EXERCISE OBJECTIVE => Can you copy out the data exactly? Leave the images out.

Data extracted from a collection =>
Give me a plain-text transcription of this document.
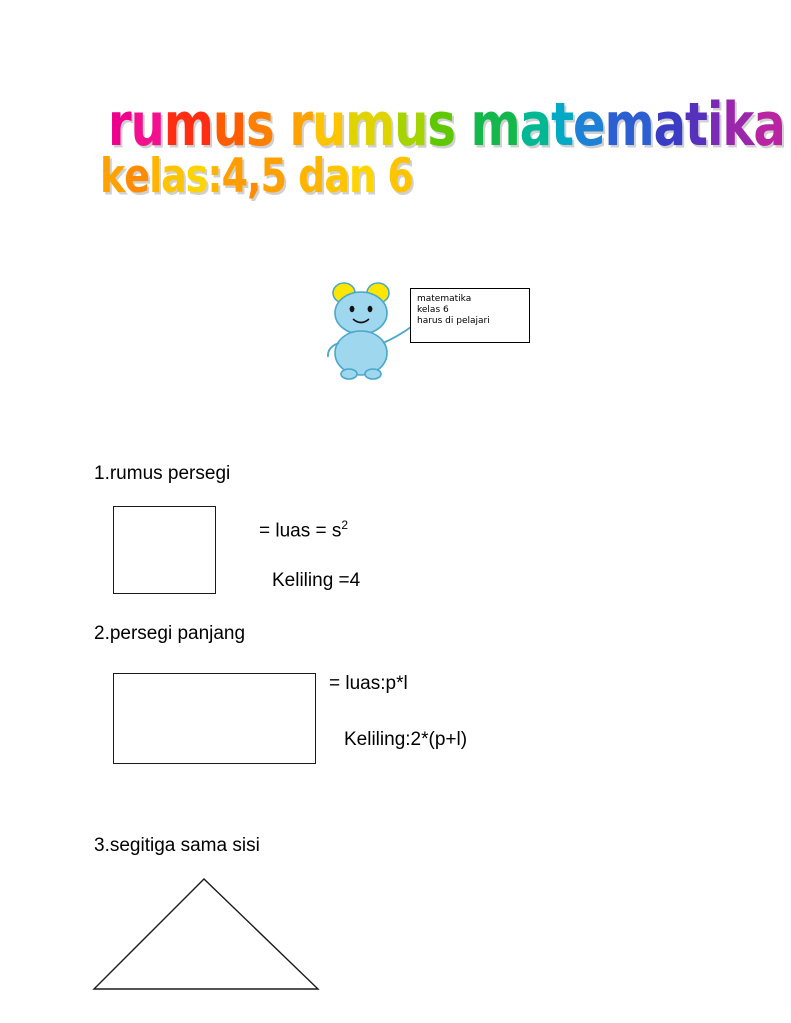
rumus rumus matematika
kelas:4,5 dan 6
matematika
kelas 6
harus di pelajari
1.rumus persegi
= luas = $s^2$
Keliling =4
2.persegi panjang
= luas:p*l
Keliling:2*(p+l)
3.segitiga sama sisi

RESULT =>
Give me a plain-text transcription of this document.
rumus rumus matematika
kelas:4,5 dan 6
matematika
kelas 6
harus di pelajari
1.rumus persegi
= luas = $s^2$
Keliling =4
2.persegi panjang
= luas:p*l
Keliling:2*(p+l)
3.segitiga sama sisi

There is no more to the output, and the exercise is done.